Please quote exactly the lines below from the line containing "What data populates" to the line containing "Serialize everything readable", both lines included, and nothing else.
── INFORMATION GIVEN
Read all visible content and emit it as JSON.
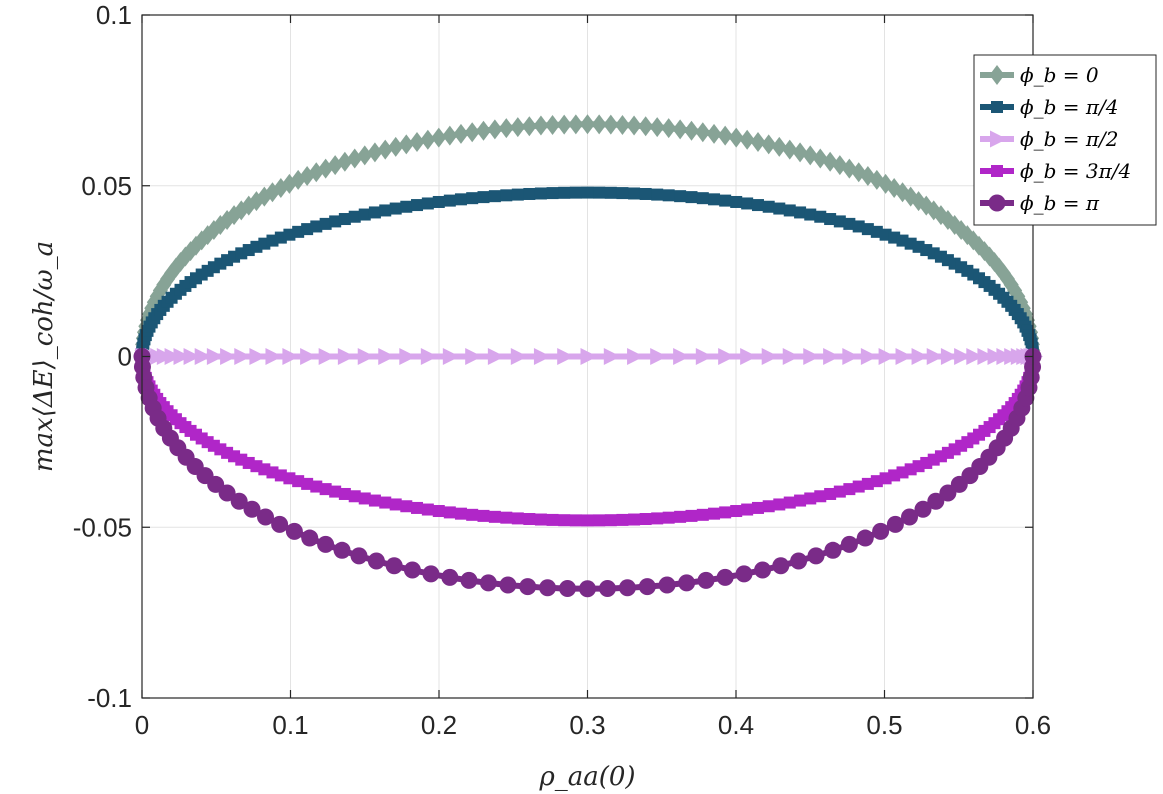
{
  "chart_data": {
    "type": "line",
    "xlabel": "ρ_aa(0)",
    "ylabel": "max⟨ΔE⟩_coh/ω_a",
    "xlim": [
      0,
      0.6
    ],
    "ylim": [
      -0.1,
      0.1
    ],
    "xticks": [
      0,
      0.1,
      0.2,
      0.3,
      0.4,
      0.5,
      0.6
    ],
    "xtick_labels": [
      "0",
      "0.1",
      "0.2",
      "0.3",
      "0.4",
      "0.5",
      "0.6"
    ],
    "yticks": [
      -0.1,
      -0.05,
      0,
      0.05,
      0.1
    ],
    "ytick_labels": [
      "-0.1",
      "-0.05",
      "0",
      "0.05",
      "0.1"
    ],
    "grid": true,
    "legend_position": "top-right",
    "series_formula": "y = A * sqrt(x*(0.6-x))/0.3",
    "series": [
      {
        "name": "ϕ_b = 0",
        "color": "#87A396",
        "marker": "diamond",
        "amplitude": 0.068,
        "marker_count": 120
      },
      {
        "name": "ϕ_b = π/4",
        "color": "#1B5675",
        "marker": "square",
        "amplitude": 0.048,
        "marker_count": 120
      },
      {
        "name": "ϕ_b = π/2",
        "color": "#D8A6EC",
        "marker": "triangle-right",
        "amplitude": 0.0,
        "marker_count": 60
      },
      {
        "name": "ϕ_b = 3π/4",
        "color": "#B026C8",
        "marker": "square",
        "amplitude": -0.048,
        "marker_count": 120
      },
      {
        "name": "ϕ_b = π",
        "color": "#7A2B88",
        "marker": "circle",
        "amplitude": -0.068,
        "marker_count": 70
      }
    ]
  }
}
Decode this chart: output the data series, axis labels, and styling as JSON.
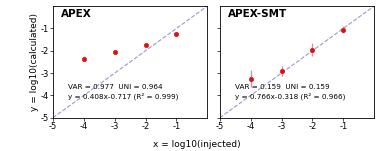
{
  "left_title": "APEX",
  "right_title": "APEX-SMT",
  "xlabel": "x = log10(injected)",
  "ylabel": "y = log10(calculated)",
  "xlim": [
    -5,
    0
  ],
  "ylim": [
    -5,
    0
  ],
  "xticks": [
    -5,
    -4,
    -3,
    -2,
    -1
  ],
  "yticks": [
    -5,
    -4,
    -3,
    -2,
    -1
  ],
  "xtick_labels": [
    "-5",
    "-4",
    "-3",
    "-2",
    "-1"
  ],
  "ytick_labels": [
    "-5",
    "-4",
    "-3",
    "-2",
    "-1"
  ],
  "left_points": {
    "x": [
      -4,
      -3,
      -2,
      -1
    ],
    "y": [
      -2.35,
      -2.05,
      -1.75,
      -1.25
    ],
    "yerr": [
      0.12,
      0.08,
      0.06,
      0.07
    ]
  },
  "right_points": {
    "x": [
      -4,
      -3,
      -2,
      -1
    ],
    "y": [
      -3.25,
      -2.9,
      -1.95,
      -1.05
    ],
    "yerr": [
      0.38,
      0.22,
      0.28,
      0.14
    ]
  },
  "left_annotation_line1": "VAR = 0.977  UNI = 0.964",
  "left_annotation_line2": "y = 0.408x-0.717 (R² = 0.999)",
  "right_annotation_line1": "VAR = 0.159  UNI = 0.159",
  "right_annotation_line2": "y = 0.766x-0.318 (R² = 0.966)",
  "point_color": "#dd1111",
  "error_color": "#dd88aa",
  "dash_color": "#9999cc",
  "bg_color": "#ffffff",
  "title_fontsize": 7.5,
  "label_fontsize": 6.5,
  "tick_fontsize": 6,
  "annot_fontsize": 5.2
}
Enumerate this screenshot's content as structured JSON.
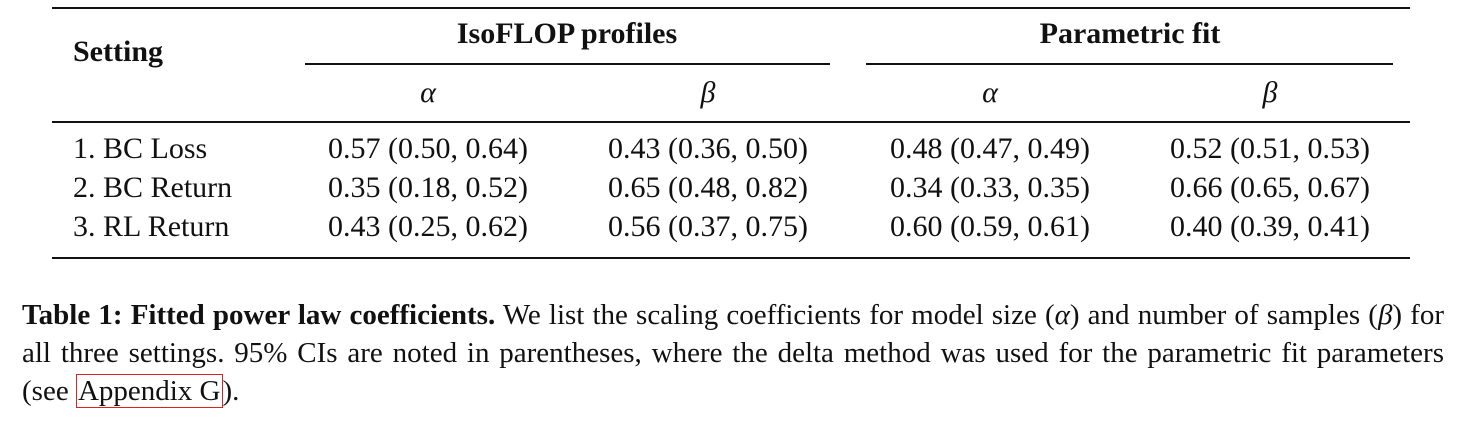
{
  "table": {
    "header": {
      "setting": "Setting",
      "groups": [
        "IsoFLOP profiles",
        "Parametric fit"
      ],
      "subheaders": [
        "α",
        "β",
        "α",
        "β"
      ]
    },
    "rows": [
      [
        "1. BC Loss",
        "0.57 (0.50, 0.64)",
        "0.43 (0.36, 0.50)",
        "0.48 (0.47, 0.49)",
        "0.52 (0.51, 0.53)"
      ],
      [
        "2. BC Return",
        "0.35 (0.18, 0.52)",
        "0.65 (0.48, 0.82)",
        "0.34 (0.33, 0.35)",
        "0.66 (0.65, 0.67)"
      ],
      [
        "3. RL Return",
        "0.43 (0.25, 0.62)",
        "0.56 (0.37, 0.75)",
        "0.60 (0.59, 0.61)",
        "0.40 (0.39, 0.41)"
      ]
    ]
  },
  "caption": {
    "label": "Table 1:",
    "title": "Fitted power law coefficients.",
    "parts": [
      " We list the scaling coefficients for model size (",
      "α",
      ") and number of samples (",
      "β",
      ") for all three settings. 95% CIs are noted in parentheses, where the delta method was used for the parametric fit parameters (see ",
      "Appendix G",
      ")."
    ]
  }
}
────
── INFORMATION GIVEN
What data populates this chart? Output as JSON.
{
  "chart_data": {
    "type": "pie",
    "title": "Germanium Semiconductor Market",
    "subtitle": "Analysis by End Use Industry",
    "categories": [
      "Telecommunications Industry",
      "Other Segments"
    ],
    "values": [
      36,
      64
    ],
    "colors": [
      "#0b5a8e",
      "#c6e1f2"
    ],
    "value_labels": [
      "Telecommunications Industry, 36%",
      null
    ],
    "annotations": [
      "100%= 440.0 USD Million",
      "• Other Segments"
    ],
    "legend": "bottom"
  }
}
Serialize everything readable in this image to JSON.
────
── INFORMATION GIVEN
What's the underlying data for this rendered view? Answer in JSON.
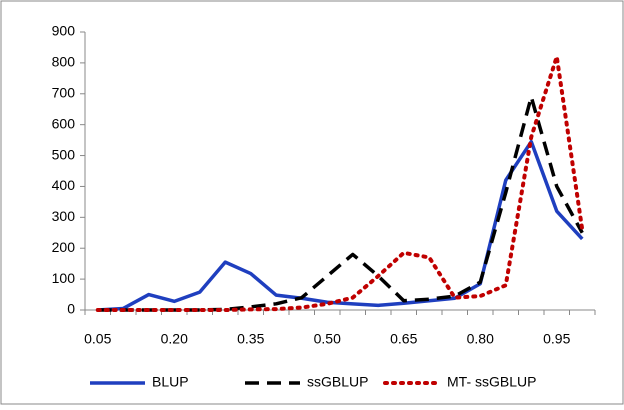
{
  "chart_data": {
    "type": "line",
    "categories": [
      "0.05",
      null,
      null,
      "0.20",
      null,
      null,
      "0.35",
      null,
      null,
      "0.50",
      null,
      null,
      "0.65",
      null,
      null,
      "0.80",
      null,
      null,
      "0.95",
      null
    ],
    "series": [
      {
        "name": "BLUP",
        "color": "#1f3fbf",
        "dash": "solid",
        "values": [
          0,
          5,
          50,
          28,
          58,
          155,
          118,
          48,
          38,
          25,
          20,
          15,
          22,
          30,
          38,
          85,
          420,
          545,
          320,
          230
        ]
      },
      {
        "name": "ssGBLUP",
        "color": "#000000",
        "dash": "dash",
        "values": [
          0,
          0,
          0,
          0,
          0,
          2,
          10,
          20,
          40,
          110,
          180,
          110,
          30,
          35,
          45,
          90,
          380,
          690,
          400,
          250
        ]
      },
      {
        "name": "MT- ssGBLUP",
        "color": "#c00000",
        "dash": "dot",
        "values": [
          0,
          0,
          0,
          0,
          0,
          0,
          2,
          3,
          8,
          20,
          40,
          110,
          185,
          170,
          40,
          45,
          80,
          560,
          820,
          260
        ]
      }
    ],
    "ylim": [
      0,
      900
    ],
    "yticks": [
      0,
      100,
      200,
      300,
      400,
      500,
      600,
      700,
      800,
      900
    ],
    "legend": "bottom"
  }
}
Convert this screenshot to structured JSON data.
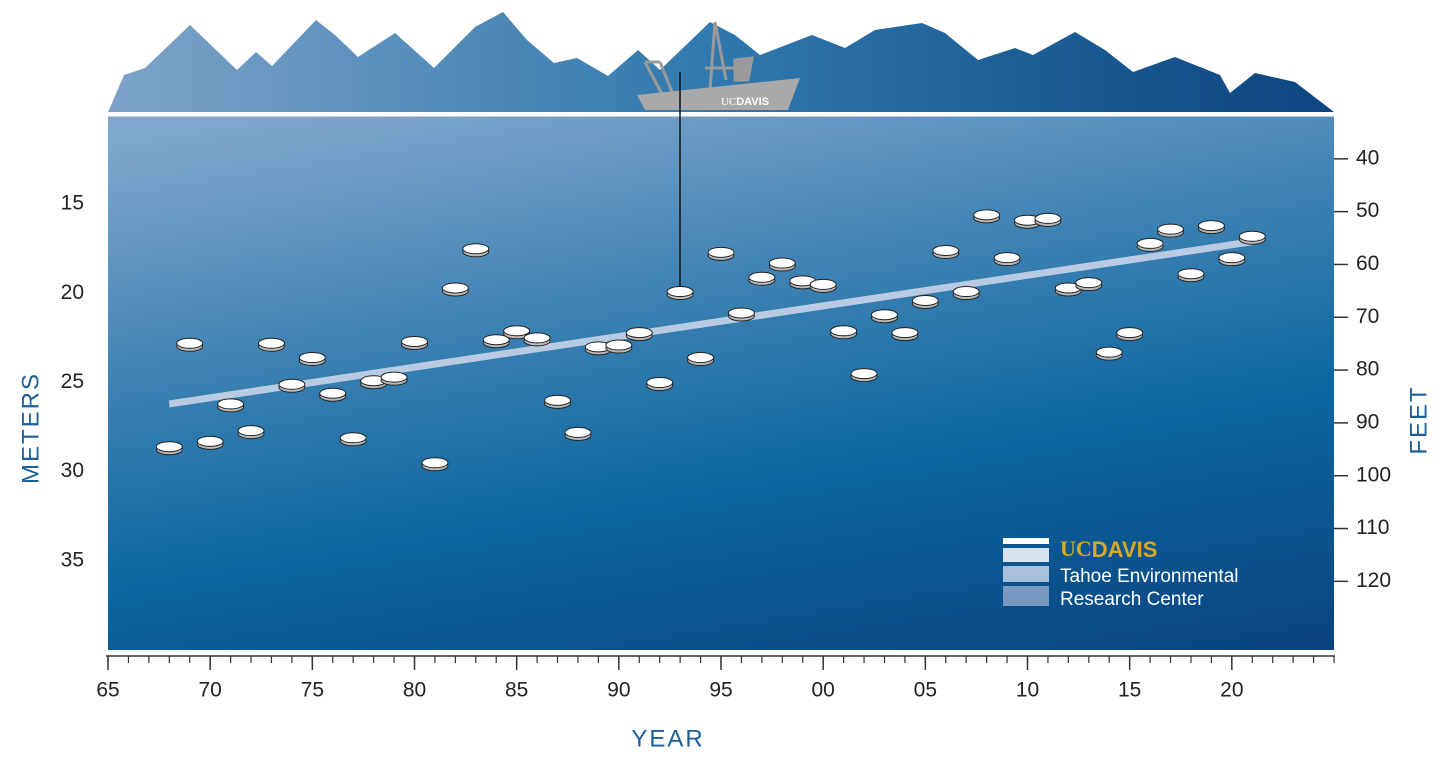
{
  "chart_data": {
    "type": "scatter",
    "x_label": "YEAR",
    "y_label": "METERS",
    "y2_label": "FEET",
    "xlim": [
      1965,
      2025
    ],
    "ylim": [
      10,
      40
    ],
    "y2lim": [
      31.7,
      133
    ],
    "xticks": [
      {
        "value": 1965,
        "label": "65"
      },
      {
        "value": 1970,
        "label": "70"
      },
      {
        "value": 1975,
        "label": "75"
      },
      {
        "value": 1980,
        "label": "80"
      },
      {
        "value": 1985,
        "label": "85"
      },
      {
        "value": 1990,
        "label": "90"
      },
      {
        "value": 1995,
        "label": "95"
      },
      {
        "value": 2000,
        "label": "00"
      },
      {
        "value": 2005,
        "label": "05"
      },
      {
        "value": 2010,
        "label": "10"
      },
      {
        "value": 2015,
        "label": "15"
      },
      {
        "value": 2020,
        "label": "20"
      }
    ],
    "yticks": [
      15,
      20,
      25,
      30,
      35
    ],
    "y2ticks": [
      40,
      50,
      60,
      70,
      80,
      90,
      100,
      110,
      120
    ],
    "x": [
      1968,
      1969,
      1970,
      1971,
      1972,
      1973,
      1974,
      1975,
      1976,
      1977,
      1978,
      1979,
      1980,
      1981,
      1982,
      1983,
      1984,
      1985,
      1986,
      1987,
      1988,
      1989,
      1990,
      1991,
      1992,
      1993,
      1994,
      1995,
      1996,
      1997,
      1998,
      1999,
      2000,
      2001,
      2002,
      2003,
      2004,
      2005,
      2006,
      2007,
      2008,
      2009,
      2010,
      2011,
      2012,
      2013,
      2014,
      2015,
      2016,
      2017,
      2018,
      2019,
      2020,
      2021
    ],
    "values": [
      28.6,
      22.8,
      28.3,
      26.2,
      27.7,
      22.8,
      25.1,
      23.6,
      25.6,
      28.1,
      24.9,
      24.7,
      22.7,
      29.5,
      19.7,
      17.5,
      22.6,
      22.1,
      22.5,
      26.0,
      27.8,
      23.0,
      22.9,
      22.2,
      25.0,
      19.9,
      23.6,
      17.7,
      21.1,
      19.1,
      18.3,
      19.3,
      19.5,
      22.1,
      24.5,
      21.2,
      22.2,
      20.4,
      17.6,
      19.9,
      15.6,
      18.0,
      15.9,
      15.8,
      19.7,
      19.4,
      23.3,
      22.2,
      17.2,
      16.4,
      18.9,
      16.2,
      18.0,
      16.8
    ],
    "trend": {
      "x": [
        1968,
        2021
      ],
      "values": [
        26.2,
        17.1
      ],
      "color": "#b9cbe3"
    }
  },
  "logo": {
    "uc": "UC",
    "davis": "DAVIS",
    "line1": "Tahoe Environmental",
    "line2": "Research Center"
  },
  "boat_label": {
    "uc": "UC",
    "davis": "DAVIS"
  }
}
────
» **RESPONSE TO THIS EXERCISE**
What data populates this chart? Output as JSON.
{
  "chart_data": {
    "type": "pie",
    "title": "Germanium Semiconductor Market",
    "subtitle": "Analysis by End Use Industry",
    "categories": [
      "Telecommunications Industry",
      "Other Segments"
    ],
    "values": [
      36,
      64
    ],
    "colors": [
      "#0b5a8e",
      "#c6e1f2"
    ],
    "value_labels": [
      "Telecommunications Industry, 36%",
      null
    ],
    "annotations": [
      "100%= 440.0 USD Million",
      "• Other Segments"
    ],
    "legend": "bottom"
  }
}
Serialize everything readable in this image to JSON.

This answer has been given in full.